== Your instructions ==
Answer with one number: how many lines have "Large".

== Record excerpts ==
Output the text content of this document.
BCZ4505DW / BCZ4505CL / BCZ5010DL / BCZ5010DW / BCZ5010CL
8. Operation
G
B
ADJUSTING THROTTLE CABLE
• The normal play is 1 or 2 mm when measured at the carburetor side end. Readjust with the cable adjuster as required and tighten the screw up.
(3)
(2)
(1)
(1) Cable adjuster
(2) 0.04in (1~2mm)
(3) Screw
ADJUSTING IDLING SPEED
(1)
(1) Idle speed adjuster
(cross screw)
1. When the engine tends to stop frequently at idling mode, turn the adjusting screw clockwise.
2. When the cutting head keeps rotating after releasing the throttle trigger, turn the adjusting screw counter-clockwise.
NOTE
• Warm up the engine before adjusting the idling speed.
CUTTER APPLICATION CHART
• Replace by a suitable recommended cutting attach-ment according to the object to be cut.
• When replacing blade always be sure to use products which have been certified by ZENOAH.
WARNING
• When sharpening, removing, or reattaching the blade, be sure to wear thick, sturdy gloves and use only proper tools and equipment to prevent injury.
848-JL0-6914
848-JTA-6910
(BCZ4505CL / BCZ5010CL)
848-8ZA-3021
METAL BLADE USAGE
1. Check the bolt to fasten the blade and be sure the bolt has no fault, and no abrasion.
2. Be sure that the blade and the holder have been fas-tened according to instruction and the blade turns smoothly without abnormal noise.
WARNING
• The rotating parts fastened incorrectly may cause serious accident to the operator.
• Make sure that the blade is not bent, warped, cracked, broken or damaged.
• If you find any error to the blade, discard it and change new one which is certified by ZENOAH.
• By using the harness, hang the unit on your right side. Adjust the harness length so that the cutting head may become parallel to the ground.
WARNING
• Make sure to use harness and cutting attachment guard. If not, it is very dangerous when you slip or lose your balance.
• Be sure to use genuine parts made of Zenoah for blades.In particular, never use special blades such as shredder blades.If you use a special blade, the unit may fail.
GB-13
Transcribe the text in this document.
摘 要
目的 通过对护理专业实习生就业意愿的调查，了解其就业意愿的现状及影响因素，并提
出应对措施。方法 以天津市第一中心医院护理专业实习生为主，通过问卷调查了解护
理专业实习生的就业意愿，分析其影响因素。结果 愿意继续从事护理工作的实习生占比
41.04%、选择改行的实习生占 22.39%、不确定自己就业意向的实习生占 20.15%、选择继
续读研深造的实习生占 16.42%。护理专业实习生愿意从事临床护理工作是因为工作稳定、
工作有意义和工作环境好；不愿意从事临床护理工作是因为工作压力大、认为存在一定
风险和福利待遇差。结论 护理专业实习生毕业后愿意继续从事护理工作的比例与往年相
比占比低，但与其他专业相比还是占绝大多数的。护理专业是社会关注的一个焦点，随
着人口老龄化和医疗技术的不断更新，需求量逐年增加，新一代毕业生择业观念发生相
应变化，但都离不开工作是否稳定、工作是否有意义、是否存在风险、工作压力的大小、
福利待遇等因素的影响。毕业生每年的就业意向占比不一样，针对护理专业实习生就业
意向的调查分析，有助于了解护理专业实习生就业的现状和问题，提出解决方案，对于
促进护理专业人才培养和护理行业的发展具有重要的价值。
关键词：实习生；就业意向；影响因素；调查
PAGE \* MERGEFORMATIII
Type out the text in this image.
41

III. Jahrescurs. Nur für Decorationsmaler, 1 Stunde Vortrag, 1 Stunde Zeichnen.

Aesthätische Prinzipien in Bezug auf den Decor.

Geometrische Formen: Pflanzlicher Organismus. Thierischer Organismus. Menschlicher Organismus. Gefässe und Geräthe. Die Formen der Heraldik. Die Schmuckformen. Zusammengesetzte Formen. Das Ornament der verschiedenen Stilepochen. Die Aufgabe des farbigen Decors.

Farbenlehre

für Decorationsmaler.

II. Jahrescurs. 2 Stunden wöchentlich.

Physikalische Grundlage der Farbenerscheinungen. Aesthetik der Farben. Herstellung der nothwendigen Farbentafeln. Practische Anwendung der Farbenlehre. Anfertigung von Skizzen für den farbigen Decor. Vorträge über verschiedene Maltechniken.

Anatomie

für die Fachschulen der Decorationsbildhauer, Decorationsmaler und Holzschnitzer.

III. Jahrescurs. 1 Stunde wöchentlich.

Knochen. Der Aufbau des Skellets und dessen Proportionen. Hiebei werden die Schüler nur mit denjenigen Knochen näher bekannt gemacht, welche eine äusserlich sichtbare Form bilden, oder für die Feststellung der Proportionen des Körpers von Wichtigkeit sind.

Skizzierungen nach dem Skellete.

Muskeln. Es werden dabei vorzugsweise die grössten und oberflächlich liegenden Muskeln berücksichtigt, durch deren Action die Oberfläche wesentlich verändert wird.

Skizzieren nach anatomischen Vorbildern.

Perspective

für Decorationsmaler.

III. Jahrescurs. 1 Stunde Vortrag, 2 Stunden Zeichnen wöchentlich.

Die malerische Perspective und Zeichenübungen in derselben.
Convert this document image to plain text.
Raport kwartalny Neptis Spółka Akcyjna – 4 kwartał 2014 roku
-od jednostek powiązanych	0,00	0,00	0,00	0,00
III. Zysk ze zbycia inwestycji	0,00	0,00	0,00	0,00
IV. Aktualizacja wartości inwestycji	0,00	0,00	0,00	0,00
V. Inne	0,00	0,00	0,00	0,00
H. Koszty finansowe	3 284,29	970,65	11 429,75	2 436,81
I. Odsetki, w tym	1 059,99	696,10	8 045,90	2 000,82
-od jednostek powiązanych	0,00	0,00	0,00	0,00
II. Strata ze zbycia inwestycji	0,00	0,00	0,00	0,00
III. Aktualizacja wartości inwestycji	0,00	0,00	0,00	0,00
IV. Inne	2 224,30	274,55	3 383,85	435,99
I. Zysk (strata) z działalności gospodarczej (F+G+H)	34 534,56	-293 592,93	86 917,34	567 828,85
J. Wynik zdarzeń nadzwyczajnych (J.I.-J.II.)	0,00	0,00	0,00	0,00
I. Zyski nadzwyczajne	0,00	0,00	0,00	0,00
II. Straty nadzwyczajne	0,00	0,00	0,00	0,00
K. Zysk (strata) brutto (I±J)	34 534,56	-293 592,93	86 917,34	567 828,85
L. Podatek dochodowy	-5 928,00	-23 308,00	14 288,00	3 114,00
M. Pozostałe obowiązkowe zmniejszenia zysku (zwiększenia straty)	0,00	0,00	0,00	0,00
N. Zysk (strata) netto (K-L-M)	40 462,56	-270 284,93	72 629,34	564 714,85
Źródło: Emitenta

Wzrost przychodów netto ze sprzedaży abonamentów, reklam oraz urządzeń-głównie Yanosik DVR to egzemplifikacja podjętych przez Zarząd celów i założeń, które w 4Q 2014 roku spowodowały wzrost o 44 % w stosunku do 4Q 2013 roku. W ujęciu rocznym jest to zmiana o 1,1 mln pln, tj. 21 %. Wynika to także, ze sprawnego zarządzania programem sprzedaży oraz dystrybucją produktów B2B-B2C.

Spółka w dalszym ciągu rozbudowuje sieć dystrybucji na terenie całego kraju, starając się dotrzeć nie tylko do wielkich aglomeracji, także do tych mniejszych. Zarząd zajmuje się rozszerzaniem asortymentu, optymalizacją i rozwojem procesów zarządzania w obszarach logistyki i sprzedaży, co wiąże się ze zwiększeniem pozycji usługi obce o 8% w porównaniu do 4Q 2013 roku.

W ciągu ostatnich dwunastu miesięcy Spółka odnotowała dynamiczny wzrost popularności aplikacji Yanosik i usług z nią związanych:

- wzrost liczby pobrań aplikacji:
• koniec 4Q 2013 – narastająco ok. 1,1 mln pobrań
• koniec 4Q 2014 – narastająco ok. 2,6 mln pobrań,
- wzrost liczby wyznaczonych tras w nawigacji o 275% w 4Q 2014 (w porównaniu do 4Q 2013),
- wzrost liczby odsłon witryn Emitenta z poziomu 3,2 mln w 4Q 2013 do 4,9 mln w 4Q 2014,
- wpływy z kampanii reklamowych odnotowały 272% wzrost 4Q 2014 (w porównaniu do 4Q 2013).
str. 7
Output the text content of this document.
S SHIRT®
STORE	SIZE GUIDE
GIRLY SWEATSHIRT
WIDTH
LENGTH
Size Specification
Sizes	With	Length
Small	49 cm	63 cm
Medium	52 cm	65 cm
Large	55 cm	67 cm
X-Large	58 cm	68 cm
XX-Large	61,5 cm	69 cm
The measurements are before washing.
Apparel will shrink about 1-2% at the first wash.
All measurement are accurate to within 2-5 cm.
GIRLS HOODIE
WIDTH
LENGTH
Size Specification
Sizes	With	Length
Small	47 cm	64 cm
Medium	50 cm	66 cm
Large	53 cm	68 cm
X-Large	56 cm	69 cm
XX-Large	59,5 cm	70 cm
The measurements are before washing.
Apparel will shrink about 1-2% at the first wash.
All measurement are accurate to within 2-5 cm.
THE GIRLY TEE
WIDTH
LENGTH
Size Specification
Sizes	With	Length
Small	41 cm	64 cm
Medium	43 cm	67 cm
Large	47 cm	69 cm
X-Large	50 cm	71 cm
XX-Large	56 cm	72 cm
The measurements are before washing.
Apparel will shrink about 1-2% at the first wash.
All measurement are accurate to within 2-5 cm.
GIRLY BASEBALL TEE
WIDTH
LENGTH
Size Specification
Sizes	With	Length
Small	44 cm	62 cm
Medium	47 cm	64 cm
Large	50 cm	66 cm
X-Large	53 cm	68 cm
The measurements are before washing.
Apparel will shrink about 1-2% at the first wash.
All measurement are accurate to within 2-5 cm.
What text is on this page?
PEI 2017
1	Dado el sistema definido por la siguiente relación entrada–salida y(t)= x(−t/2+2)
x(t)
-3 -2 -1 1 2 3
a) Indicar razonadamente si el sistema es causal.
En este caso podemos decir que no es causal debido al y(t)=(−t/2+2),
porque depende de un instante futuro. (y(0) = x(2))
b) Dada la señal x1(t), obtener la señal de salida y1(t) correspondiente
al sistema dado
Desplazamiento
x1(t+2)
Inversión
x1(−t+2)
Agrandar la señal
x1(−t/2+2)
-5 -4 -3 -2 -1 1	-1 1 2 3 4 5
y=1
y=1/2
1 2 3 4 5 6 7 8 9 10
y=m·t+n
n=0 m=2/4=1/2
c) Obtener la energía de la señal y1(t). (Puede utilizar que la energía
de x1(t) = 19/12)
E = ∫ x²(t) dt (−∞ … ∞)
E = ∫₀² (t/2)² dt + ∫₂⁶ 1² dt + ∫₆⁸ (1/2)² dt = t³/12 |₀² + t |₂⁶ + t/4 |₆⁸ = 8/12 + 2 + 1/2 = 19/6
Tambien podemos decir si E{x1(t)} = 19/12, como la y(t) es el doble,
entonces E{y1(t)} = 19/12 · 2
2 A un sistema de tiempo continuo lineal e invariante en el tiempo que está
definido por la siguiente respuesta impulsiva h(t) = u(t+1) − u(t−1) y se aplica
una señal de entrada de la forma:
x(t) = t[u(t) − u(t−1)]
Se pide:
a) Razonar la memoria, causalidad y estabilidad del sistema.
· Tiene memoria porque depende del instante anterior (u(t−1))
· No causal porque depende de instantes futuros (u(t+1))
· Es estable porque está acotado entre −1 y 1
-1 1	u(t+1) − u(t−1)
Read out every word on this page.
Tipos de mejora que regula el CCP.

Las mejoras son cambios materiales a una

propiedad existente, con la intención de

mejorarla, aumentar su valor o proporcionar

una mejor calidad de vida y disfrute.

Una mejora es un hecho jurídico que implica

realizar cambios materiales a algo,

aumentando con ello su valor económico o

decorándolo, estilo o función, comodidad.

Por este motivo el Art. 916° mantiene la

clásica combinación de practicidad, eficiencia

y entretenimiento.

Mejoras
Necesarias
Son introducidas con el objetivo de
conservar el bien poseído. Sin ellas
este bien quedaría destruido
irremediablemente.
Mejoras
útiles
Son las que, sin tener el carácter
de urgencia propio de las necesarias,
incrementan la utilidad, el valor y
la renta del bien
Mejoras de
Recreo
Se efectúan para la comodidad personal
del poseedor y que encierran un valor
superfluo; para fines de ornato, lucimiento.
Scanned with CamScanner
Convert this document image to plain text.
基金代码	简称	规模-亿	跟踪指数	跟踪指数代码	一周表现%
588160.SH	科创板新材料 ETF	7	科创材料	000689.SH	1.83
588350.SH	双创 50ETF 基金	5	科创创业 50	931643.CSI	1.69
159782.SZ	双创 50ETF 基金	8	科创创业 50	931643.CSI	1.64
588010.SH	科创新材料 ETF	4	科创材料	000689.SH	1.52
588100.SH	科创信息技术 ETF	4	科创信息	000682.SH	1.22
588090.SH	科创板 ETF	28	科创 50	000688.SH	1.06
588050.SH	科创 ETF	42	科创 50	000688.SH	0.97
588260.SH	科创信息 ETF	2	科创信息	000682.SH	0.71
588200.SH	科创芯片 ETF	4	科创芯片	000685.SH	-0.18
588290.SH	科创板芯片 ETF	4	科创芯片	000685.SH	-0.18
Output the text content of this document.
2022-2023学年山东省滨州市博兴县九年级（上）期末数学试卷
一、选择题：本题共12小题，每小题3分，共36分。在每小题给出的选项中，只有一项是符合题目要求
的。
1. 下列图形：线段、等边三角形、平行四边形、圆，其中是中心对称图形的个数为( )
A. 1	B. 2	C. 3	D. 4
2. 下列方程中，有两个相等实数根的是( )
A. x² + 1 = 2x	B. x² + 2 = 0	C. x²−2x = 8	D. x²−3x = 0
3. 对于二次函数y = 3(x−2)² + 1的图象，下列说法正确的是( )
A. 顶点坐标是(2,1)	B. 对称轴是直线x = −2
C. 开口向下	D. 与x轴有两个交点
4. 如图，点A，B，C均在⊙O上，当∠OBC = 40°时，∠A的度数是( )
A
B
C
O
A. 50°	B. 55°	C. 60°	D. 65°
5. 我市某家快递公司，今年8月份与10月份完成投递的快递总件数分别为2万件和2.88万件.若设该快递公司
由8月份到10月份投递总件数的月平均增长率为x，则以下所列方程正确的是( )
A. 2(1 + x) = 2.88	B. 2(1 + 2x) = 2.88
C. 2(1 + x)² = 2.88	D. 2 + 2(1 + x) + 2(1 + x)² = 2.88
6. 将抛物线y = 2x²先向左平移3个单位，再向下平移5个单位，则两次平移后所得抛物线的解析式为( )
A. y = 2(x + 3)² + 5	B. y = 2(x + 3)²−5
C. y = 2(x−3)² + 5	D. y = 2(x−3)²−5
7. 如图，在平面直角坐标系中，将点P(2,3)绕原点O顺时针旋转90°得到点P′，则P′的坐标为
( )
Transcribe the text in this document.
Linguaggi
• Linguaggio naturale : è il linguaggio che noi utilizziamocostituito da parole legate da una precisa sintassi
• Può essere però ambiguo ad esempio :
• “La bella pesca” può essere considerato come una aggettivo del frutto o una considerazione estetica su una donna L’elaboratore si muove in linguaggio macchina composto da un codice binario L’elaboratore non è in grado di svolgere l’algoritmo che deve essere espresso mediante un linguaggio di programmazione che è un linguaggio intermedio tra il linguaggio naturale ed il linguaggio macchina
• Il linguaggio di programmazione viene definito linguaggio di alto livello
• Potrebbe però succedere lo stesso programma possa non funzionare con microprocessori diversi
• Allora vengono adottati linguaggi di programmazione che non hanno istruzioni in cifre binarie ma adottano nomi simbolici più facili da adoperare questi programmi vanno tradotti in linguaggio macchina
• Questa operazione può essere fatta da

== Correct answer ==
11